**Written instruction**. Restate, word for word, every line of the data.
++++ Given records ++++
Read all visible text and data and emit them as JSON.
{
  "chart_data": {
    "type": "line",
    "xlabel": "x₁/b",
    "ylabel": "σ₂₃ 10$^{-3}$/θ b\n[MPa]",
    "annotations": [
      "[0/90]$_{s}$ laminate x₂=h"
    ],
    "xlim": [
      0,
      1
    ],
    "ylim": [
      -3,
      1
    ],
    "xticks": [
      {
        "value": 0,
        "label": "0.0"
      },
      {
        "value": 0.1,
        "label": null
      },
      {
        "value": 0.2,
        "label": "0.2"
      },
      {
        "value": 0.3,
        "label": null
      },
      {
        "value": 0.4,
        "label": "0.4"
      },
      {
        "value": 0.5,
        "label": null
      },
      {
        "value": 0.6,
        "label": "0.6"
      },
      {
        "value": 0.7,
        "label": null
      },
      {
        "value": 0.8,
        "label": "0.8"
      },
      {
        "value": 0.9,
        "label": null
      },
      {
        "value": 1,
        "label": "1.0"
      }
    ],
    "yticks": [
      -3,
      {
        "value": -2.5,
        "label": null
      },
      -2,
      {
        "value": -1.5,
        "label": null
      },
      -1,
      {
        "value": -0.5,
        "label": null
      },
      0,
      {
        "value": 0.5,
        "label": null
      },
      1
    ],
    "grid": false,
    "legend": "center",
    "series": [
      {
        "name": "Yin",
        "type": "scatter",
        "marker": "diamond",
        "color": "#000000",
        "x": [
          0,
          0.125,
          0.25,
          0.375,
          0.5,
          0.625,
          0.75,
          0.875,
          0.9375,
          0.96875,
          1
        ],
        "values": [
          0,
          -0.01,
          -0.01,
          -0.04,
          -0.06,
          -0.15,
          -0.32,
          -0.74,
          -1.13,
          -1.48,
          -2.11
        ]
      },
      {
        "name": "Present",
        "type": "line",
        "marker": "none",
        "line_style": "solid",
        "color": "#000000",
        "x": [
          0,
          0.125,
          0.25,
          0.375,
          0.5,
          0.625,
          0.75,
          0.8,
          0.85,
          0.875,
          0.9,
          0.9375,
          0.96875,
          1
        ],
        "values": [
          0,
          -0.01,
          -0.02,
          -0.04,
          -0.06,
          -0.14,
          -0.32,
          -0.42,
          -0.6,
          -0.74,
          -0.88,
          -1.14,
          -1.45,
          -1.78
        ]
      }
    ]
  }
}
++++
**Solution for this task**.
Read all visible text and data and emit them as JSON.
{
  "chart_data": {
    "type": "line",
    "xlabel": "x₁/b",
    "ylabel": "σ₂₃ 10$^{-3}$/θ b\n[MPa]",
    "annotations": [
      "[0/90]$_{s}$ laminate x₂=h"
    ],
    "xlim": [
      0,
      1
    ],
    "ylim": [
      -3,
      1
    ],
    "xticks": [
      {
        "value": 0,
        "label": "0.0"
      },
      {
        "value": 0.1,
        "label": null
      },
      {
        "value": 0.2,
        "label": "0.2"
      },
      {
        "value": 0.3,
        "label": null
      },
      {
        "value": 0.4,
        "label": "0.4"
      },
      {
        "value": 0.5,
        "label": null
      },
      {
        "value": 0.6,
        "label": "0.6"
      },
      {
        "value": 0.7,
        "label": null
      },
      {
        "value": 0.8,
        "label": "0.8"
      },
      {
        "value": 0.9,
        "label": null
      },
      {
        "value": 1,
        "label": "1.0"
      }
    ],
    "yticks": [
      -3,
      {
        "value": -2.5,
        "label": null
      },
      -2,
      {
        "value": -1.5,
        "label": null
      },
      -1,
      {
        "value": -0.5,
        "label": null
      },
      0,
      {
        "value": 0.5,
        "label": null
      },
      1
    ],
    "grid": false,
    "legend": "center",
    "series": [
      {
        "name": "Yin",
        "type": "scatter",
        "marker": "diamond",
        "color": "#000000",
        "x": [
          0,
          0.125,
          0.25,
          0.375,
          0.5,
          0.625,
          0.75,
          0.875,
          0.9375,
          0.96875,
          1
        ],
        "values": [
          0,
          -0.01,
          -0.01,
          -0.04,
          -0.06,
          -0.15,
          -0.32,
          -0.74,
          -1.13,
          -1.48,
          -2.11
        ]
      },
      {
        "name": "Present",
        "type": "line",
        "marker": "none",
        "line_style": "solid",
        "color": "#000000",
        "x": [
          0,
          0.125,
          0.25,
          0.375,
          0.5,
          0.625,
          0.75,
          0.8,
          0.85,
          0.875,
          0.9,
          0.9375,
          0.96875,
          1
        ],
        "values": [
          0,
          -0.01,
          -0.02,
          -0.04,
          -0.06,
          -0.14,
          -0.32,
          -0.42,
          -0.6,
          -0.74,
          -0.88,
          -1.14,
          -1.45,
          -1.78
        ]
      }
    ]
  }
}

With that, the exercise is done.